WHAT IS BEING ASKED: Using the material below, copy every line where "Selective" appears.

(Data records)
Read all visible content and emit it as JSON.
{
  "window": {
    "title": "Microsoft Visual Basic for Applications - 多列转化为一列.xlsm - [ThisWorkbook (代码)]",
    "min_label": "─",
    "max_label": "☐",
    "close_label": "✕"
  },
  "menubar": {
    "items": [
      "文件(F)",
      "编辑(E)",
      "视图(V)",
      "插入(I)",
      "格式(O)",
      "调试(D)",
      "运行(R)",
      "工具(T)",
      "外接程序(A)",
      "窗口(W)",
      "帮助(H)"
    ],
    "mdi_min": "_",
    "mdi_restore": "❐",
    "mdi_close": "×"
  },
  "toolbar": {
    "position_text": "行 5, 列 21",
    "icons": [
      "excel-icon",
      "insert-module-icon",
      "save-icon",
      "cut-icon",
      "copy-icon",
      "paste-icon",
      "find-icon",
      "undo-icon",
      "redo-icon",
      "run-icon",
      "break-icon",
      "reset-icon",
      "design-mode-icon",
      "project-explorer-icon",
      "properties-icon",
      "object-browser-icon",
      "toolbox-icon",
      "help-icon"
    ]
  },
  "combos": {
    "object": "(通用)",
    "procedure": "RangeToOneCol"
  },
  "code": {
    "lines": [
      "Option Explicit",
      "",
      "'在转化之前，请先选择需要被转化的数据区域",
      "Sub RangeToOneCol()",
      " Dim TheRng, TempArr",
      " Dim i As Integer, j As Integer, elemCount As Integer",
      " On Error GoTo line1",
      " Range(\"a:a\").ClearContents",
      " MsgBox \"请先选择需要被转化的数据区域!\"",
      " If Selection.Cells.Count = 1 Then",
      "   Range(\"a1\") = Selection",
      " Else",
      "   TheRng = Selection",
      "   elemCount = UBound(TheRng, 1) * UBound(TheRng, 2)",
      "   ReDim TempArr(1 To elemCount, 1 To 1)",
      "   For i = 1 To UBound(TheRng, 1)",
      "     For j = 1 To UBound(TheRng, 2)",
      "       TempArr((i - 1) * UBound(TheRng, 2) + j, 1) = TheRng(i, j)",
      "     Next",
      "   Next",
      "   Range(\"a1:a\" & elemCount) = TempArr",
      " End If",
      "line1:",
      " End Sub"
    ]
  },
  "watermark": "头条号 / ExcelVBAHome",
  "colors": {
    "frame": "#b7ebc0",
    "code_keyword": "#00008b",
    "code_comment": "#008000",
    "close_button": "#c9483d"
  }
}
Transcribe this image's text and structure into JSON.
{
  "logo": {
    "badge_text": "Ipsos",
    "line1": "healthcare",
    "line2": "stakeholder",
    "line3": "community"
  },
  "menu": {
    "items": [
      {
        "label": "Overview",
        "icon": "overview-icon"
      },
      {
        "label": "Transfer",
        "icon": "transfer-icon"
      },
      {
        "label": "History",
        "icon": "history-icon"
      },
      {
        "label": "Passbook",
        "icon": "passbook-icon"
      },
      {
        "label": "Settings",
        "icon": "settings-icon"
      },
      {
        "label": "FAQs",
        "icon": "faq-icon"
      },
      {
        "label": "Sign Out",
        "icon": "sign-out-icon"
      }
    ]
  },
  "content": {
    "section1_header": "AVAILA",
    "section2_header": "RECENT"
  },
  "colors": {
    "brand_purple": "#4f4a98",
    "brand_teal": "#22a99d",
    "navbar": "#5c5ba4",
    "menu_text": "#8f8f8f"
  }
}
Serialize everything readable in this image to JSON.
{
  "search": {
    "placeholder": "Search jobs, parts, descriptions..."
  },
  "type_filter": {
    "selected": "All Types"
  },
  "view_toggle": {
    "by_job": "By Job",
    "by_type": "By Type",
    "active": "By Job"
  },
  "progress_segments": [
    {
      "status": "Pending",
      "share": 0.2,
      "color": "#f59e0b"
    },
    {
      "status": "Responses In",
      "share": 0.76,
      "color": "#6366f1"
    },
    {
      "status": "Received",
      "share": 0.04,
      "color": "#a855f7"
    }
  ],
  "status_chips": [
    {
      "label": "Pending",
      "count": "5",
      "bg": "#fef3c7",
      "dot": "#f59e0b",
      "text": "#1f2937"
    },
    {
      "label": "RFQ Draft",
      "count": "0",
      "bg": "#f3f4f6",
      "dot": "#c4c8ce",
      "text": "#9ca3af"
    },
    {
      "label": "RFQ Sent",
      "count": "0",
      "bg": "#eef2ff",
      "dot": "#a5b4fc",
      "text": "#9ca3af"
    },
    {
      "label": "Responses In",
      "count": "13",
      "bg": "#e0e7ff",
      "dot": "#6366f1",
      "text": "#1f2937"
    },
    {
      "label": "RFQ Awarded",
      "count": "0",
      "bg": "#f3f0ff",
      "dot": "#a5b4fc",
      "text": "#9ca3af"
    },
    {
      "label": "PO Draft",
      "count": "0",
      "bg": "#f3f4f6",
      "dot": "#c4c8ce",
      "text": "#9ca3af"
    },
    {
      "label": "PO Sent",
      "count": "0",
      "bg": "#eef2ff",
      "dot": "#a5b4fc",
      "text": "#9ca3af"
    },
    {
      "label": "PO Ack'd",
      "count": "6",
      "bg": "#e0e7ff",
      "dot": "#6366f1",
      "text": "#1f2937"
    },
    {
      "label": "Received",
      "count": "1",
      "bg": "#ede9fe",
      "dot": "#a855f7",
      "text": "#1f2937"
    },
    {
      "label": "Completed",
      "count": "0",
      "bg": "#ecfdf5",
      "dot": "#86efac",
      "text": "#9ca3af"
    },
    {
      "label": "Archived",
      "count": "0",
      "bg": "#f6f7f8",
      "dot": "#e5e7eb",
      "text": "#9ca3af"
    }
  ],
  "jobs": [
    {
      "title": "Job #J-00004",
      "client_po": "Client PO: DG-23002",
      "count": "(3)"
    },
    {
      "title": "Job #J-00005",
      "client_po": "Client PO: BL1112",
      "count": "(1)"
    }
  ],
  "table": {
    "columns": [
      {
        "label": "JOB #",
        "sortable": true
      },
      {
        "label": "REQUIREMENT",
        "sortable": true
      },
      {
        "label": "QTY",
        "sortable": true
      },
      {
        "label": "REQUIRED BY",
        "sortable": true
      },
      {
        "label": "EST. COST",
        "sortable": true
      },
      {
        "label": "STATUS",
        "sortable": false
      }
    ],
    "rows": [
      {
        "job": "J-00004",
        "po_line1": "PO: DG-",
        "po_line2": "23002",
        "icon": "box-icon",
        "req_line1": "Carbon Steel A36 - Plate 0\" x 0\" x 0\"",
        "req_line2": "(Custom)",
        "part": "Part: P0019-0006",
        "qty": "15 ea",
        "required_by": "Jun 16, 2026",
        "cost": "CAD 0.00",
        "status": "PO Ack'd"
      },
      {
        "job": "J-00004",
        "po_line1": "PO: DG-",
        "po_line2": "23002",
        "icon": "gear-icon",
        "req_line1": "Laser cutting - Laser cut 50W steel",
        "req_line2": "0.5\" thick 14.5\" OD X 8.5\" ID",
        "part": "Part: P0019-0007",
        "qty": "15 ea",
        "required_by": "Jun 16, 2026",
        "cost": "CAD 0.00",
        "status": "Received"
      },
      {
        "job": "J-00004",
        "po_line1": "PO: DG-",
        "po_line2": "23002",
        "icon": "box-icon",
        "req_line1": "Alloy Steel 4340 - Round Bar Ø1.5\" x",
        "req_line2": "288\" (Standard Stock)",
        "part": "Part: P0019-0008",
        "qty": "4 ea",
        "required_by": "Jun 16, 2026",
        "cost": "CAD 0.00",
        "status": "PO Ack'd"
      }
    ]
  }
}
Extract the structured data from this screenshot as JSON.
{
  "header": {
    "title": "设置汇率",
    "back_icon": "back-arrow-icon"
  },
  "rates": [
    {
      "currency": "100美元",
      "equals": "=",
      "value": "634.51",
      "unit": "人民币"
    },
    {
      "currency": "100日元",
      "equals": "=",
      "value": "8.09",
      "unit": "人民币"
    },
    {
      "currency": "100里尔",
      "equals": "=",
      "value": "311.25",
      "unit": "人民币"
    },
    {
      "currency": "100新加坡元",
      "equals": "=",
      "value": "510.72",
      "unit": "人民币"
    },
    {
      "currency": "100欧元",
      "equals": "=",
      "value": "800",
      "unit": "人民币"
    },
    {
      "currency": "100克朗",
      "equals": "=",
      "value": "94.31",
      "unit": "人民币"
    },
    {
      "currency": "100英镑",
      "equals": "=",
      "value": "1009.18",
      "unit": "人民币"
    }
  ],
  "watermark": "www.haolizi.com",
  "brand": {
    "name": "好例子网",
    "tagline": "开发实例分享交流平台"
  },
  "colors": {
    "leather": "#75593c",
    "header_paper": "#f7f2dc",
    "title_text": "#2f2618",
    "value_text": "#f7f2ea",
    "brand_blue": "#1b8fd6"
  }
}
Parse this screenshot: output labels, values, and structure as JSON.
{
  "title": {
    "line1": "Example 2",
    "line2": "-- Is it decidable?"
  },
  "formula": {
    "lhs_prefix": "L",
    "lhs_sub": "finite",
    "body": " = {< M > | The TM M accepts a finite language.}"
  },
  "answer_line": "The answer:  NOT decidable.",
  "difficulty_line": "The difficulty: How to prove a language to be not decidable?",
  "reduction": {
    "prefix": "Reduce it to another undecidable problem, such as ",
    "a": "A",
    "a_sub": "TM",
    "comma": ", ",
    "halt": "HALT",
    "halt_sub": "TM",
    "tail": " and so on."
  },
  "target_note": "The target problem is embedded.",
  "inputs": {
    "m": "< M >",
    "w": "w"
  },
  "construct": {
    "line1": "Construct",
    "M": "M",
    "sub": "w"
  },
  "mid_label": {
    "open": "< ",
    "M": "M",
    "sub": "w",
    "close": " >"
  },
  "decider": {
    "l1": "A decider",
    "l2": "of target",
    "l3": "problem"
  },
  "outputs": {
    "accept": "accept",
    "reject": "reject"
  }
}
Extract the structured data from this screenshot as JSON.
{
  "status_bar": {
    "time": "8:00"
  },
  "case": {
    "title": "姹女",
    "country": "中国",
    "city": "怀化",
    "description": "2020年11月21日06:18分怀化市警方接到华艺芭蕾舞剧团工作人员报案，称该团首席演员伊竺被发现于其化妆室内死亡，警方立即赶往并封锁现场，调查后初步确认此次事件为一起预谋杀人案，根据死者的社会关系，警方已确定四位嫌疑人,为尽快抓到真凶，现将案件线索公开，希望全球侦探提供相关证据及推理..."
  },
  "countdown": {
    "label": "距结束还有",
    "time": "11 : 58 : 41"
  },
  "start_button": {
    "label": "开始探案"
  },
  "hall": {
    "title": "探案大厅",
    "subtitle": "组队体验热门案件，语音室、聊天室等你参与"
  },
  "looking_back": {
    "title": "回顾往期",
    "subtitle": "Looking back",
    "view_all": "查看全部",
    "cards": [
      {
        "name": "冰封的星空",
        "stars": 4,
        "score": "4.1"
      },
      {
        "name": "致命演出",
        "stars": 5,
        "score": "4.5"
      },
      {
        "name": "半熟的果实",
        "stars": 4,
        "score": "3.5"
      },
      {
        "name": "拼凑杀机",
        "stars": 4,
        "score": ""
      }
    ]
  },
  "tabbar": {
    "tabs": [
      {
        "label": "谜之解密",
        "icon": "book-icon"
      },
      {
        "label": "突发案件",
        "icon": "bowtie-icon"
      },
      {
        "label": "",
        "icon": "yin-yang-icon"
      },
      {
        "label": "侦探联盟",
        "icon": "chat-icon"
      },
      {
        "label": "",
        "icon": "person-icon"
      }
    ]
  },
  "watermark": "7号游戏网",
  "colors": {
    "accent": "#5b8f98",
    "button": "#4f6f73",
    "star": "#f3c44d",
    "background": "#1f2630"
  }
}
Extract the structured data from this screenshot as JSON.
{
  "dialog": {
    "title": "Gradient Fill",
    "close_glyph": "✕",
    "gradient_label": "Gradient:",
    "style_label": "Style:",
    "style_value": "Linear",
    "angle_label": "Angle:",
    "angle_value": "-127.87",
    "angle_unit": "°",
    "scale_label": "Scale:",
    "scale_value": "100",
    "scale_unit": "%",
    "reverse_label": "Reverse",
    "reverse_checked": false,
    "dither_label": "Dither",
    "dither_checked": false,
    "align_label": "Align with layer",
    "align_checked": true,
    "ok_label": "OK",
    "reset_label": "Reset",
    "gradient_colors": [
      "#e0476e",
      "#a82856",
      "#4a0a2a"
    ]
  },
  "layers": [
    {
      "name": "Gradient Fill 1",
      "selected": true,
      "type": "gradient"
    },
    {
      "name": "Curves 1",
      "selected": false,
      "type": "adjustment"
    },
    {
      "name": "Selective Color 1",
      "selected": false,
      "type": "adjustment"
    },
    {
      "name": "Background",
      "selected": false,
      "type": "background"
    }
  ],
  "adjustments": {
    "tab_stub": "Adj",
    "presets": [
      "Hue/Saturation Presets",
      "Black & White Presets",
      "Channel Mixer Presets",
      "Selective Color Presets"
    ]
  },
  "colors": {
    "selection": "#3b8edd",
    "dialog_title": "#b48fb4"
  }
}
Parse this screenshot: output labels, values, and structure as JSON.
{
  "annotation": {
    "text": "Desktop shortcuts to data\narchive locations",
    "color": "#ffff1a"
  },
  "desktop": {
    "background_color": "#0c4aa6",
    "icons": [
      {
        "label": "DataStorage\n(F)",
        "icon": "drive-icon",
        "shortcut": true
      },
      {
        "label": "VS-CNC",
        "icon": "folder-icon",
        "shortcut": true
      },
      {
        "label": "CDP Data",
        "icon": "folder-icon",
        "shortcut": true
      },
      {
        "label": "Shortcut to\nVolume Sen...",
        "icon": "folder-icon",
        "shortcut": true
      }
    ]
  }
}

RESULT:
      "name": "Selective Color 1",
      "Selective Color Presets"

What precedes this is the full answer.